··· Data supplied ···

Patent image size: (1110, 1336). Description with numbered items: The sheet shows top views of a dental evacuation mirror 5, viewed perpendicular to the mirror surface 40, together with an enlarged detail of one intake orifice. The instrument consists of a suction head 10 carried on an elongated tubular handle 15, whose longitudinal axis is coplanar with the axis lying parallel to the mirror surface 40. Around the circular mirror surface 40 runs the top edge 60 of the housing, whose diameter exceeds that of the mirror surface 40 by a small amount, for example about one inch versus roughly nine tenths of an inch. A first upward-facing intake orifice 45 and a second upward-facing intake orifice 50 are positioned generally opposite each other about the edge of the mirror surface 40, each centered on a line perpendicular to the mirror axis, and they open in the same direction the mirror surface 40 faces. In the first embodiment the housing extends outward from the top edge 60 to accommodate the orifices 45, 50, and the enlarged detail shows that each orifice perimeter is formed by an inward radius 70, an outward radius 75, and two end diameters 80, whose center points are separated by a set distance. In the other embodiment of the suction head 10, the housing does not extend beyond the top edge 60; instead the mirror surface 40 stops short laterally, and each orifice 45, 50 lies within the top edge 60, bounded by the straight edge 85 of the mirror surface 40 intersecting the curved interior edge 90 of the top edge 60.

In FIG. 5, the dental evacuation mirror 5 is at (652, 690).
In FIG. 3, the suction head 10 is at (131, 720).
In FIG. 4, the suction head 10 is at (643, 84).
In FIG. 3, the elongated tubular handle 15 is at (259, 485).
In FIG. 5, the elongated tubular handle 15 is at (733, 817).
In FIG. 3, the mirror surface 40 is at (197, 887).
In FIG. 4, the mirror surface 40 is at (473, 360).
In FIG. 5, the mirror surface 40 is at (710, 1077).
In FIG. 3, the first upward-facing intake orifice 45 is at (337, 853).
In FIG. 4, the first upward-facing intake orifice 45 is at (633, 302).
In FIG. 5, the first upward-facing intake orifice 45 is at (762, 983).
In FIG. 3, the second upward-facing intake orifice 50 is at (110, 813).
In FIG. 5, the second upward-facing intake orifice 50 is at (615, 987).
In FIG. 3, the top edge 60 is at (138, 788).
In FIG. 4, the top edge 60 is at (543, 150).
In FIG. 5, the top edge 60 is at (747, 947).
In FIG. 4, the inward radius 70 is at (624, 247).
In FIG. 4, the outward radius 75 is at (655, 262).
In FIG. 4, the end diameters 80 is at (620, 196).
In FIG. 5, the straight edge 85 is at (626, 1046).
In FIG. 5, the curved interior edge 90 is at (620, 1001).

···

Exercise details:
Edit the data entries from their first line through the line containing "In FIG. 5, the mirror", changing "top views" to "plan views" and leaving everything else unchanged.

Full response:
Patent image size: (1110, 1336). Description with numbered items: The sheet shows plan views of a dental evacuation mirror 5, viewed perpendicular to the mirror surface 40, together with an enlarged detail of one intake orifice. The instrument consists of a suction head 10 carried on an elongated tubular handle 15, whose longitudinal axis is coplanar with the axis lying parallel to the mirror surface 40. Around the circular mirror surface 40 runs the top edge 60 of the housing, whose diameter exceeds that of the mirror surface 40 by a small amount, for example about one inch versus roughly nine tenths of an inch. A first upward-facing intake orifice 45 and a second upward-facing intake orifice 50 are positioned generally opposite each other about the edge of the mirror surface 40, each centered on a line perpendicular to the mirror axis, and they open in the same direction the mirror surface 40 faces. In the first embodiment the housing extends outward from the top edge 60 to accommodate the orifices 45, 50, and the enlarged detail shows that each orifice perimeter is formed by an inward radius 70, an outward radius 75, and two end diameters 80, whose center points are separated by a set distance. In the other embodiment of the suction head 10, the housing does not extend beyond the top edge 60; instead the mirror surface 40 stops short laterally, and each orifice 45, 50 lies within the top edge 60, bounded by the straight edge 85 of the mirror surface 40 intersecting the curved interior edge 90 of the top edge 60.

In FIG. 5, the dental evacuation mirror 5 is at (652, 690).
In FIG. 3, the suction head 10 is at (131, 720).
In FIG. 4, the suction head 10 is at (643, 84).
In FIG. 3, the elongated tubular handle 15 is at (259, 485).
In FIG. 5, the elongated tubular handle 15 is at (733, 817).
In FIG. 3, the mirror surface 40 is at (197, 887).
In FIG. 4, the mirror surface 40 is at (473, 360).
In FIG. 5, the mirror surface 40 is at (710, 1077).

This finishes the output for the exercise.